Consigne A – Selon le document source, dans quelle ville se trouve le domicile de Donald Trump où la perquisition a eu lieu ?

Document source –
Toute vérité n'est que perception

Le fiasco de communication de l’administration Biden

Cet épisode prodigue une double leçon en matière de communication de crise.

Mes incursions dans la politique internationale procèdent de ma passion pour ces sujets qui, pour reprendre une formule célèbre, ne me sont pas totalement étrangers, ayant conseillé il y a quelques décennies un futur Président de la République française pendant plusieurs années à leur propos. Loin de constituer un argument d’autorité, cette expérience motive simplement les digressions sur la géopolitique que je me permets dans ce blog, bien qu’il ne lui soit pas consacré.Christophe Lachnitt

Il concerne la perquisition qui eut lieu en début de semaine au domicile de Donald Trump à Palm Beach (Floride). L’enquête au sein de la résidence d’un ancien Président est un événement sans précédent dans l’histoire américaine, même si on peut considérer que le prélèvement d’ADN réalisé sur Bill Clinton, alors qu’il occupait la Maison-Blanche, pour identifier le sperme laissé sur la tristement célèbre robe bleue de Monica Lewinsky, constitua une investigation plus exceptionnelle encore.

La recherche effectuée à Mar-a-Lago aurait trait à la conservation par Donald Trump de documents sensibles concernant la sécurité nationale des Etats-Unis, y compris possiblement des programmes militaires nucléaires (!), qu’il stocke dans un lieu connu pour sa porosité sécuritaire et refuserait de rendre malgré les nombreuses procédures moins intrusives engagées à son encontre par la justice américaine.

Consigne B – Dans les lignes de données, reproduisez tel quel le passage qui va de la ligne contenant « decorative-dot xyxy=(950,16,963,29) » jusqu'à la ligne contenant « title-divider-line xyxy=(890,17,891,187) », ces deux lignes incluses.

Lignes des zones de mise en page:
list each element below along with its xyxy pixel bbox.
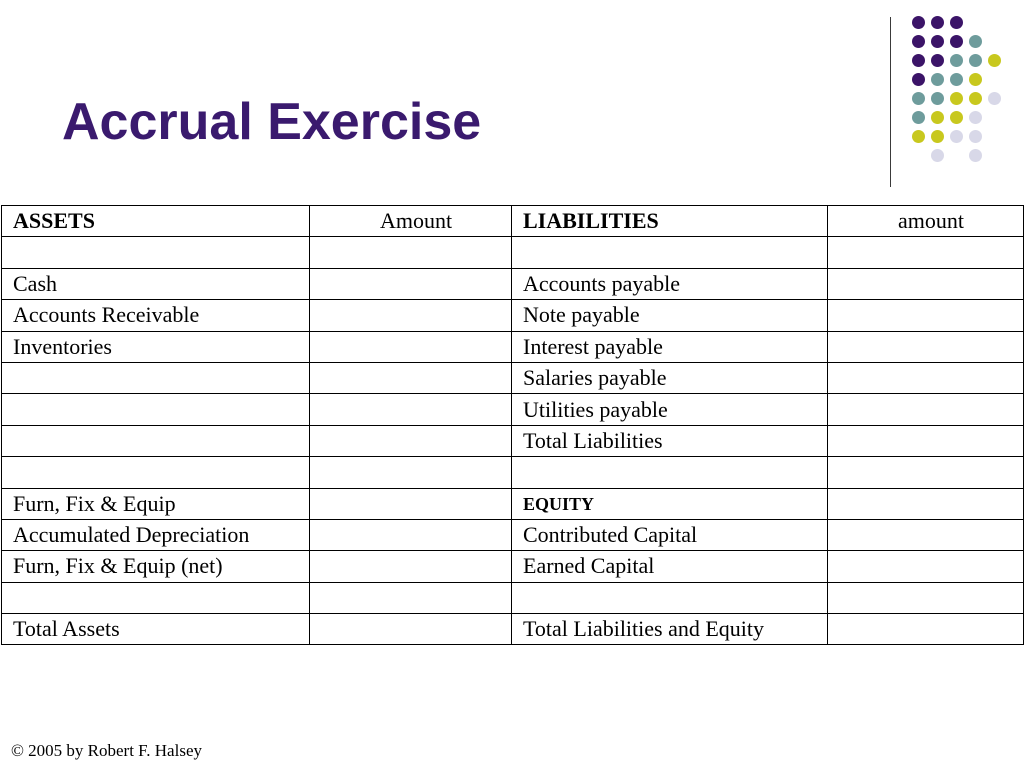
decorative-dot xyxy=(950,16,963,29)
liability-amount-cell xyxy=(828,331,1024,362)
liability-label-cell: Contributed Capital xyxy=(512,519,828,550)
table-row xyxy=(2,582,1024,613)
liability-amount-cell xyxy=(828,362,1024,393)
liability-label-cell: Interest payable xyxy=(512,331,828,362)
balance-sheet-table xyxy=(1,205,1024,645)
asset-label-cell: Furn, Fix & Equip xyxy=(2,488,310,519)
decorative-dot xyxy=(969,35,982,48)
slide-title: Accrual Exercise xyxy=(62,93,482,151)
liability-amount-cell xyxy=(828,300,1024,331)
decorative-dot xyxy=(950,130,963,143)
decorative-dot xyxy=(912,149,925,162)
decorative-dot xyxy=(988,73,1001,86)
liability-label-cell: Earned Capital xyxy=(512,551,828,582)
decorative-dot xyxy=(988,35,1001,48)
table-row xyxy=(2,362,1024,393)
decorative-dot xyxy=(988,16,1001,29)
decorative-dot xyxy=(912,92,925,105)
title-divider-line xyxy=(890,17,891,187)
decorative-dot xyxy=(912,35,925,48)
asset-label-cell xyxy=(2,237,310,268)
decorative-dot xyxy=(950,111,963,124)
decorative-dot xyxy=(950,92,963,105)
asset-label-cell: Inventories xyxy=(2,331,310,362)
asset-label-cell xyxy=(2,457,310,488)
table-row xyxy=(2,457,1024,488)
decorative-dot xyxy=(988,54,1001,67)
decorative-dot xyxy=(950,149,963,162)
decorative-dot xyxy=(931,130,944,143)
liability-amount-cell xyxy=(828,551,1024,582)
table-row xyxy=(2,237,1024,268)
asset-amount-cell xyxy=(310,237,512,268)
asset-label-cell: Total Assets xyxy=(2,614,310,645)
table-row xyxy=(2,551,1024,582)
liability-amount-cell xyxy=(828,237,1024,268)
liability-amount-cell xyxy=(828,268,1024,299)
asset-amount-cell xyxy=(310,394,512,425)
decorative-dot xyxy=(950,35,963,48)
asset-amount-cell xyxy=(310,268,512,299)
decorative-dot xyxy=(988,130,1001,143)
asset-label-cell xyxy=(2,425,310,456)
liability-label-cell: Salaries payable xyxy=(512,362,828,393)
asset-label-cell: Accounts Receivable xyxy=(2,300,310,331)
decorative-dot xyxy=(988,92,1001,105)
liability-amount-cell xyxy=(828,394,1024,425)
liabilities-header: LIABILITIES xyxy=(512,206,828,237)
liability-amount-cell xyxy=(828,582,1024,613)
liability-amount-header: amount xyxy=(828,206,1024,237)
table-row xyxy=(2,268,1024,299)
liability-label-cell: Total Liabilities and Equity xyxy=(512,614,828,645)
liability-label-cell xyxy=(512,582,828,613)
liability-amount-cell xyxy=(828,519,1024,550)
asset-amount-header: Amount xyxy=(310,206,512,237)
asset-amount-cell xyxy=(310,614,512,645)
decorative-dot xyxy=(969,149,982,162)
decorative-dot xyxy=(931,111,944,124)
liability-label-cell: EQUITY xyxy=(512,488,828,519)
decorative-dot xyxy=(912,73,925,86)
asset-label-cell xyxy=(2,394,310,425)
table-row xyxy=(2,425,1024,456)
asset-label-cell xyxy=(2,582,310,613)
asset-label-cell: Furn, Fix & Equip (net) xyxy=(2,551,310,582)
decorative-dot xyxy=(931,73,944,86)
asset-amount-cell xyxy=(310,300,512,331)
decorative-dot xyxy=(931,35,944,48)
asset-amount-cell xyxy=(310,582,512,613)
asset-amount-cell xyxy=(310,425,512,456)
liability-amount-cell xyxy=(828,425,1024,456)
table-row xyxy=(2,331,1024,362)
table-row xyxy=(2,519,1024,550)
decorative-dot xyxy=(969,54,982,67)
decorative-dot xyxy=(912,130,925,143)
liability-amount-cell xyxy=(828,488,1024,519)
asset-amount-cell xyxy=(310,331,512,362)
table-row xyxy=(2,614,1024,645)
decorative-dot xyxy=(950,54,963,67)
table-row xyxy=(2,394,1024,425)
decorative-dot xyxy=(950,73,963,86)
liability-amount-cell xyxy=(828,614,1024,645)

Réponse A – À Palm Beach, en Floride.

Réponse B –
decorative-dot xyxy=(950,16,963,29)
liability-amount-cell xyxy=(828,331,1024,362)
liability-label-cell: Contributed Capital xyxy=(512,519,828,550)
table-row xyxy=(2,582,1024,613)
liability-amount-cell xyxy=(828,362,1024,393)
liability-label-cell: Interest payable xyxy=(512,331,828,362)
balance-sheet-table xyxy=(1,205,1024,645)
asset-label-cell: Furn, Fix & Equip xyxy=(2,488,310,519)
decorative-dot xyxy=(969,35,982,48)
slide-title: Accrual Exercise xyxy=(62,93,482,151)
liability-amount-cell xyxy=(828,300,1024,331)
decorative-dot xyxy=(950,130,963,143)
decorative-dot xyxy=(912,149,925,162)
decorative-dot xyxy=(988,73,1001,86)
liability-label-cell: Earned Capital xyxy=(512,551,828,582)
decorative-dot xyxy=(988,35,1001,48)
table-row xyxy=(2,362,1024,393)
decorative-dot xyxy=(988,16,1001,29)
decorative-dot xyxy=(912,92,925,105)
title-divider-line xyxy=(890,17,891,187)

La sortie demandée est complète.